DIRECTION
Restate the listing below word for word, omitting any images.

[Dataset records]

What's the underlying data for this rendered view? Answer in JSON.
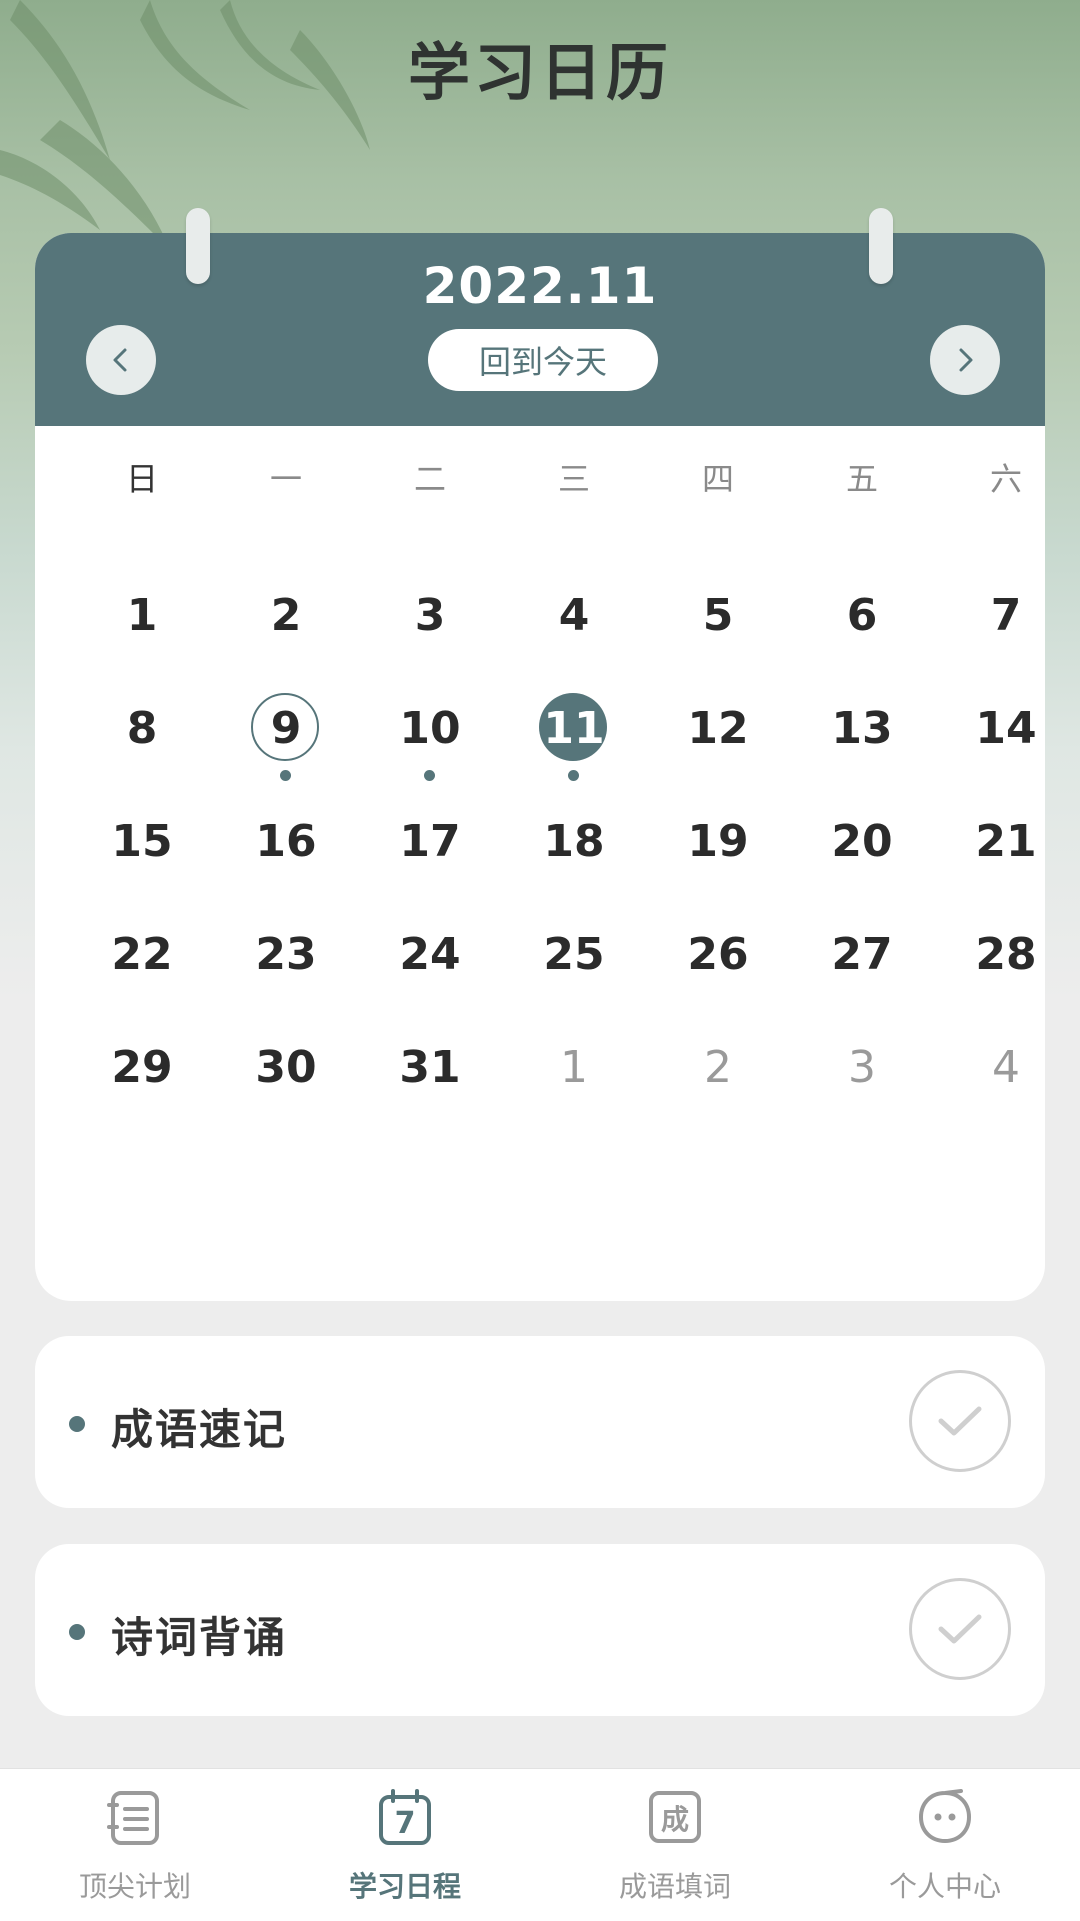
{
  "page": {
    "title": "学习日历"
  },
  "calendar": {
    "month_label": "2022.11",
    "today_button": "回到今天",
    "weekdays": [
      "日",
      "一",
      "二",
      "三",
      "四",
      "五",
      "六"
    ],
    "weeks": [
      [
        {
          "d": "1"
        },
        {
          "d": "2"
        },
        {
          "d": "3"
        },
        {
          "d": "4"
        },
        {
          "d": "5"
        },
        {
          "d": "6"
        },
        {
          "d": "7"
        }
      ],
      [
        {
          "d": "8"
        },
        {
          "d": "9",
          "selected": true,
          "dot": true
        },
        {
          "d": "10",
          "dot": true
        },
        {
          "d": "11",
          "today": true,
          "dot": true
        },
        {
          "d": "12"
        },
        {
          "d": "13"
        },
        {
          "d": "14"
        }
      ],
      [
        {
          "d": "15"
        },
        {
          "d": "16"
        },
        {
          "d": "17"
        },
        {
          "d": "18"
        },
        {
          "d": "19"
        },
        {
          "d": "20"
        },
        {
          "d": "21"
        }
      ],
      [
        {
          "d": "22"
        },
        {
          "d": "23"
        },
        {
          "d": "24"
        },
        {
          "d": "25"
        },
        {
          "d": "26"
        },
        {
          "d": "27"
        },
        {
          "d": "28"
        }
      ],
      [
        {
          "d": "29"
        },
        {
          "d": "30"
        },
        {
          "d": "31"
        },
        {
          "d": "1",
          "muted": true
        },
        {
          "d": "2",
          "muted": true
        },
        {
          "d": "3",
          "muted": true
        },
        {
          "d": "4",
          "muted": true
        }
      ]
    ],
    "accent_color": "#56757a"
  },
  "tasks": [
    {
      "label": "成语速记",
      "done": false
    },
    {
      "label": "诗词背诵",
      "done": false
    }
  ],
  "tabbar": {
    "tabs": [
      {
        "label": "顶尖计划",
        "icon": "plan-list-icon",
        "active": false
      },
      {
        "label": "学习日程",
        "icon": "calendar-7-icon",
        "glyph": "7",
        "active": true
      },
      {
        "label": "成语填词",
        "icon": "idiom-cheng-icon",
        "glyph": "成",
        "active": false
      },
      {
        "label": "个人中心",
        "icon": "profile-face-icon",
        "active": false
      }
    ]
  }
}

ANSWER TO THIS PROBLEM
What's the underlying data for this rendered view? Answer in JSON.
{
  "page": {
    "title": "学习日历"
  },
  "calendar": {
    "month_label": "2022.11",
    "today_button": "回到今天",
    "weekdays": [
      "日",
      "一",
      "二",
      "三",
      "四",
      "五",
      "六"
    ],
    "weeks": [
      [
        {
          "d": "1"
        },
        {
          "d": "2"
        },
        {
          "d": "3"
        },
        {
          "d": "4"
        },
        {
          "d": "5"
        },
        {
          "d": "6"
        },
        {
          "d": "7"
        }
      ],
      [
        {
          "d": "8"
        },
        {
          "d": "9",
          "selected": true,
          "dot": true
        },
        {
          "d": "10",
          "dot": true
        },
        {
          "d": "11",
          "today": true,
          "dot": true
        },
        {
          "d": "12"
        },
        {
          "d": "13"
        },
        {
          "d": "14"
        }
      ],
      [
        {
          "d": "15"
        },
        {
          "d": "16"
        },
        {
          "d": "17"
        },
        {
          "d": "18"
        },
        {
          "d": "19"
        },
        {
          "d": "20"
        },
        {
          "d": "21"
        }
      ],
      [
        {
          "d": "22"
        },
        {
          "d": "23"
        },
        {
          "d": "24"
        },
        {
          "d": "25"
        },
        {
          "d": "26"
        },
        {
          "d": "27"
        },
        {
          "d": "28"
        }
      ],
      [
        {
          "d": "29"
        },
        {
          "d": "30"
        },
        {
          "d": "31"
        },
        {
          "d": "1",
          "muted": true
        },
        {
          "d": "2",
          "muted": true
        },
        {
          "d": "3",
          "muted": true
        },
        {
          "d": "4",
          "muted": true
        }
      ]
    ],
    "accent_color": "#56757a"
  },
  "tasks": [
    {
      "label": "成语速记",
      "done": false
    },
    {
      "label": "诗词背诵",
      "done": false
    }
  ],
  "tabbar": {
    "tabs": [
      {
        "label": "顶尖计划",
        "icon": "plan-list-icon",
        "active": false
      },
      {
        "label": "学习日程",
        "icon": "calendar-7-icon",
        "glyph": "7",
        "active": true
      },
      {
        "label": "成语填词",
        "icon": "idiom-cheng-icon",
        "glyph": "成",
        "active": false
      },
      {
        "label": "个人中心",
        "icon": "profile-face-icon",
        "active": false
      }
    ]
  }
}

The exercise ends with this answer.